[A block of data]
▼
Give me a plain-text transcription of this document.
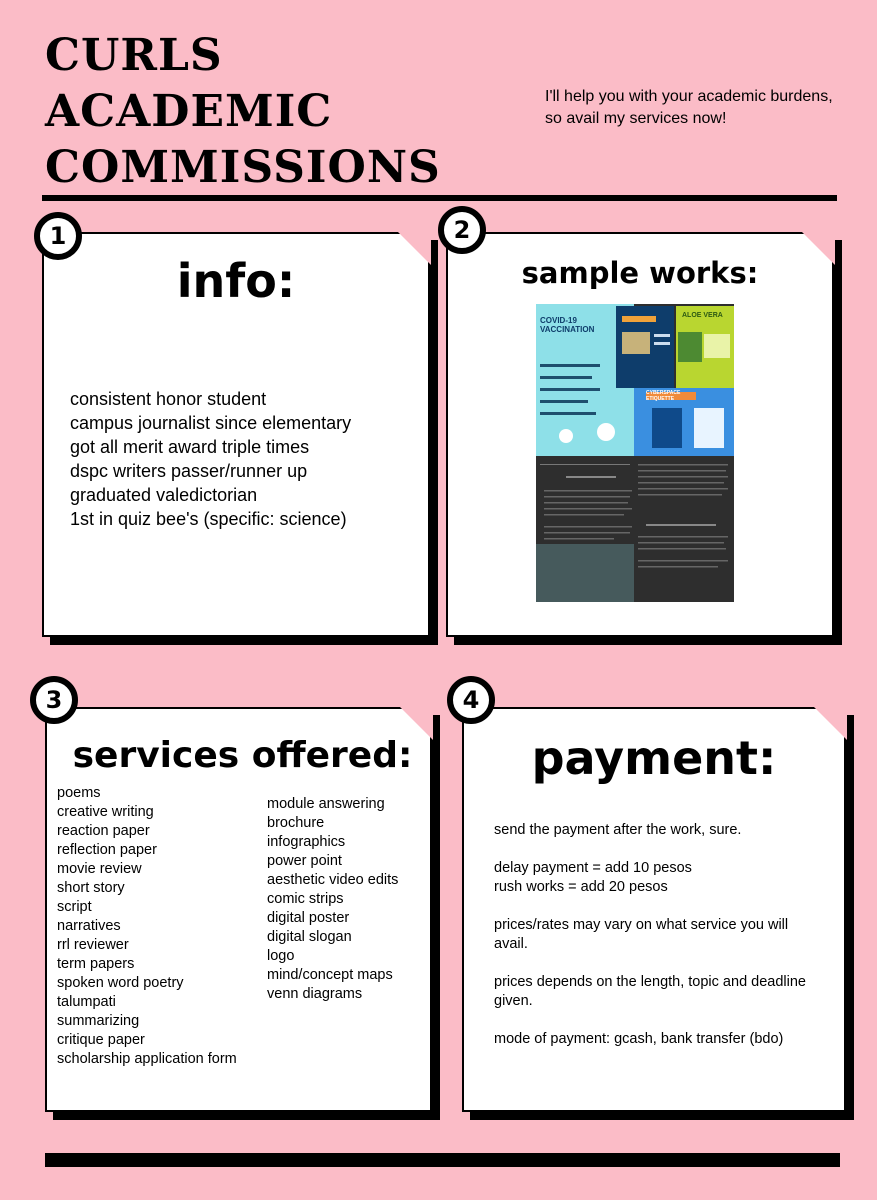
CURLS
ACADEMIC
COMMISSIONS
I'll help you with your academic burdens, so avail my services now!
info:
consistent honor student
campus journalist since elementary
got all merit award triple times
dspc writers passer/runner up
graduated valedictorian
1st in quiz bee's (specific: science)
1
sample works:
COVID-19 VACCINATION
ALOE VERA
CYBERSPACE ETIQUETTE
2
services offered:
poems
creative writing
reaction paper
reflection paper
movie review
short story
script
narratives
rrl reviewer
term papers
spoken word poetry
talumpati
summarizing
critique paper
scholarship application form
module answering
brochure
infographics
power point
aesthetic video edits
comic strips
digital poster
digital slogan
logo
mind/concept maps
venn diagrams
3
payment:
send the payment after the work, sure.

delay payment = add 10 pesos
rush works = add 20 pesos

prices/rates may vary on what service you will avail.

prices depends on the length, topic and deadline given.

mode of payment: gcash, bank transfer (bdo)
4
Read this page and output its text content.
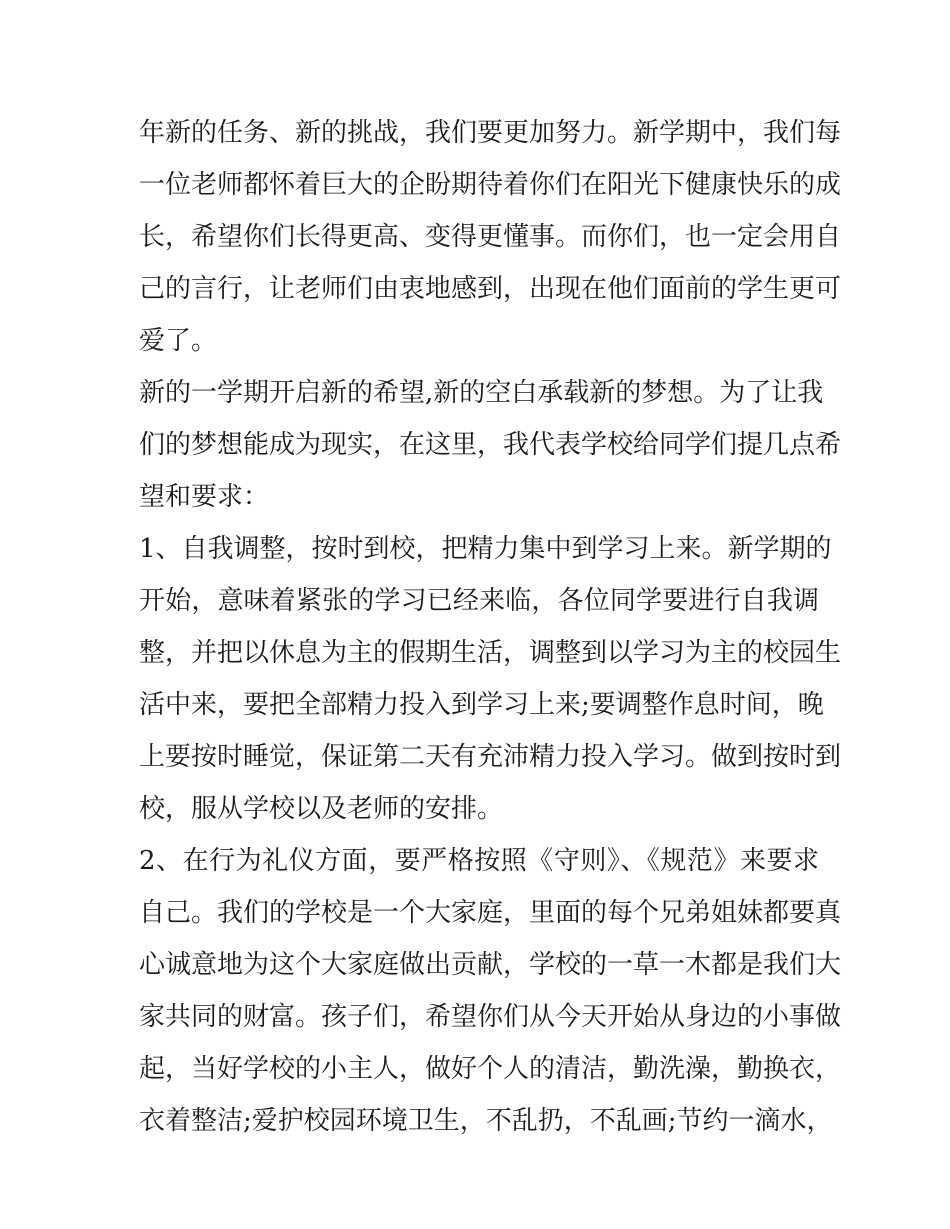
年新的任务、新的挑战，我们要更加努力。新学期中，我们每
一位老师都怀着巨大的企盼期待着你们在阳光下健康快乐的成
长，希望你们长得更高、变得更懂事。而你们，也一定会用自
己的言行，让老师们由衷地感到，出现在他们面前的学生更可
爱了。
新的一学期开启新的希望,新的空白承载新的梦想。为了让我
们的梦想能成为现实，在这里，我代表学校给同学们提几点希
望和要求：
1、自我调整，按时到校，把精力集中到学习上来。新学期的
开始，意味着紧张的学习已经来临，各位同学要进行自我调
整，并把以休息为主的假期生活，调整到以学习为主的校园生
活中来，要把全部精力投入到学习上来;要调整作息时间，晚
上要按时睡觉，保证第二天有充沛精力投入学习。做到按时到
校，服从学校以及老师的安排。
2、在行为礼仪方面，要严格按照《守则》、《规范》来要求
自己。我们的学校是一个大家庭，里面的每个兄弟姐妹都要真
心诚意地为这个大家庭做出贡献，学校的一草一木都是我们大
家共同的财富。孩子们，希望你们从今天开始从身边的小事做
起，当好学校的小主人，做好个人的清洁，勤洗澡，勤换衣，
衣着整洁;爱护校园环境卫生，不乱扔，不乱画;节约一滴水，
▲
Exercise objective:
Gather each line that holds "text".

Written response:
Give me a plain-text transcription of this document.
Read this page and output its text content.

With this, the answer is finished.